→ **Material**:
◆ ◆ ◆ ◆
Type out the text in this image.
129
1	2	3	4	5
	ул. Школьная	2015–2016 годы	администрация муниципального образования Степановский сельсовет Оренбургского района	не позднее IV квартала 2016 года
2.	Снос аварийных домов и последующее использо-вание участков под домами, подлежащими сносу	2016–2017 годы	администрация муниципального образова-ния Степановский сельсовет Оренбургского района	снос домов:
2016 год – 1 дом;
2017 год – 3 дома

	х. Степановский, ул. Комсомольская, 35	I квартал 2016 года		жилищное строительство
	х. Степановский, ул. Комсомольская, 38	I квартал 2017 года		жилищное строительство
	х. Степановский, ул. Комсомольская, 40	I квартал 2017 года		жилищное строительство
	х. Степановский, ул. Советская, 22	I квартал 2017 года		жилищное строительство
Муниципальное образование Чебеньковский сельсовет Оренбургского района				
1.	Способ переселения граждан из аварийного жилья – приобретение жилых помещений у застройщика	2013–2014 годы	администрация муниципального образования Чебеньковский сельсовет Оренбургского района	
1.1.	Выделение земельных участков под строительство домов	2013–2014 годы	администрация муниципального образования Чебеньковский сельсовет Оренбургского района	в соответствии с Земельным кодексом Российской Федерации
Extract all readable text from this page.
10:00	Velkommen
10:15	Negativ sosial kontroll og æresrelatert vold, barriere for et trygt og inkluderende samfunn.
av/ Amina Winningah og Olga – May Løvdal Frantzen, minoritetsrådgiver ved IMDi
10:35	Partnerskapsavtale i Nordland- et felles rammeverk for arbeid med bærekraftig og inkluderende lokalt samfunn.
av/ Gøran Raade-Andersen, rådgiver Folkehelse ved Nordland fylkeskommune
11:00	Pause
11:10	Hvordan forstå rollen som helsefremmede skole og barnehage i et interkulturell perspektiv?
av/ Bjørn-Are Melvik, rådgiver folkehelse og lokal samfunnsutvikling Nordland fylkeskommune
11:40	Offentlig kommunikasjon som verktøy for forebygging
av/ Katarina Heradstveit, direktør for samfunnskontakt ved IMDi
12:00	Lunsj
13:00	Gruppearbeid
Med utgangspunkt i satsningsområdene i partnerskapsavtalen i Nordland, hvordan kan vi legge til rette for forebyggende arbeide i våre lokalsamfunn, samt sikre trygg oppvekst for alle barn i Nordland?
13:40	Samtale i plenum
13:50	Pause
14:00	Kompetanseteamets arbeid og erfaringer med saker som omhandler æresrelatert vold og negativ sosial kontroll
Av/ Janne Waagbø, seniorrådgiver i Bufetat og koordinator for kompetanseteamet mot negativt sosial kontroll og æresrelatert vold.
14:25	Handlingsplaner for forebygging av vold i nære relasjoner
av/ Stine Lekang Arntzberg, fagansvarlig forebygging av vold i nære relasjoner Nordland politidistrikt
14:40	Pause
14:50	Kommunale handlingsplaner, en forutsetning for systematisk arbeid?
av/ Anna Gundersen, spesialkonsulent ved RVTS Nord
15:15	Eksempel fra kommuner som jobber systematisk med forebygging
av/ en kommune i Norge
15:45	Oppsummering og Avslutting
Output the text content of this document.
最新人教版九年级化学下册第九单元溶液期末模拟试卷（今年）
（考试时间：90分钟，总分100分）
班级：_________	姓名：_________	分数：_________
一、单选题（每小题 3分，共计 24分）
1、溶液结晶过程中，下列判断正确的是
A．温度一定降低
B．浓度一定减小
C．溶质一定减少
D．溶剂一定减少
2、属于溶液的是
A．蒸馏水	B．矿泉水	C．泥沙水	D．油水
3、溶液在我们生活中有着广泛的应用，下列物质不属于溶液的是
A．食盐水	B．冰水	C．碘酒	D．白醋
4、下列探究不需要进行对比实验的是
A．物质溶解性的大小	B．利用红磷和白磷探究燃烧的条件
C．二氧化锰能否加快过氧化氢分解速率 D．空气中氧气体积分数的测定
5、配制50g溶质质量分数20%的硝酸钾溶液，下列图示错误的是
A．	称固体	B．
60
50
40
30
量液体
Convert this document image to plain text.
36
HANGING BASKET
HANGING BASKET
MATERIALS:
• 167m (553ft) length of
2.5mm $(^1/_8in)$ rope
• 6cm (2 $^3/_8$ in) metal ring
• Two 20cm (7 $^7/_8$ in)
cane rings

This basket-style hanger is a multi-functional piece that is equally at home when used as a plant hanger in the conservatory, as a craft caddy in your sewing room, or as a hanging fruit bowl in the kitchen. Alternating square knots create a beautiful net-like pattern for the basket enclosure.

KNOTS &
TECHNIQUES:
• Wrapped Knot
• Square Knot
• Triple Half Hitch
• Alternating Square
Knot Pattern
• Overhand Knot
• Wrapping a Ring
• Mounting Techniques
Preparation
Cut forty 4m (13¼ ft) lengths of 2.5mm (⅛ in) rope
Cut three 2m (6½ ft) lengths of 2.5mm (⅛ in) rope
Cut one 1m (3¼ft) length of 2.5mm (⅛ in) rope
◆ ◆ ◆ ◆
Using the listing above, list every line in which the string "IMDi" occurs.

→ **In response**:
av/ Amina Winningah og Olga – May Løvdal Frantzen, minoritetsrådgiver ved IMDi
av/ Katarina Heradstveit, direktør for samfunnskontakt ved IMDi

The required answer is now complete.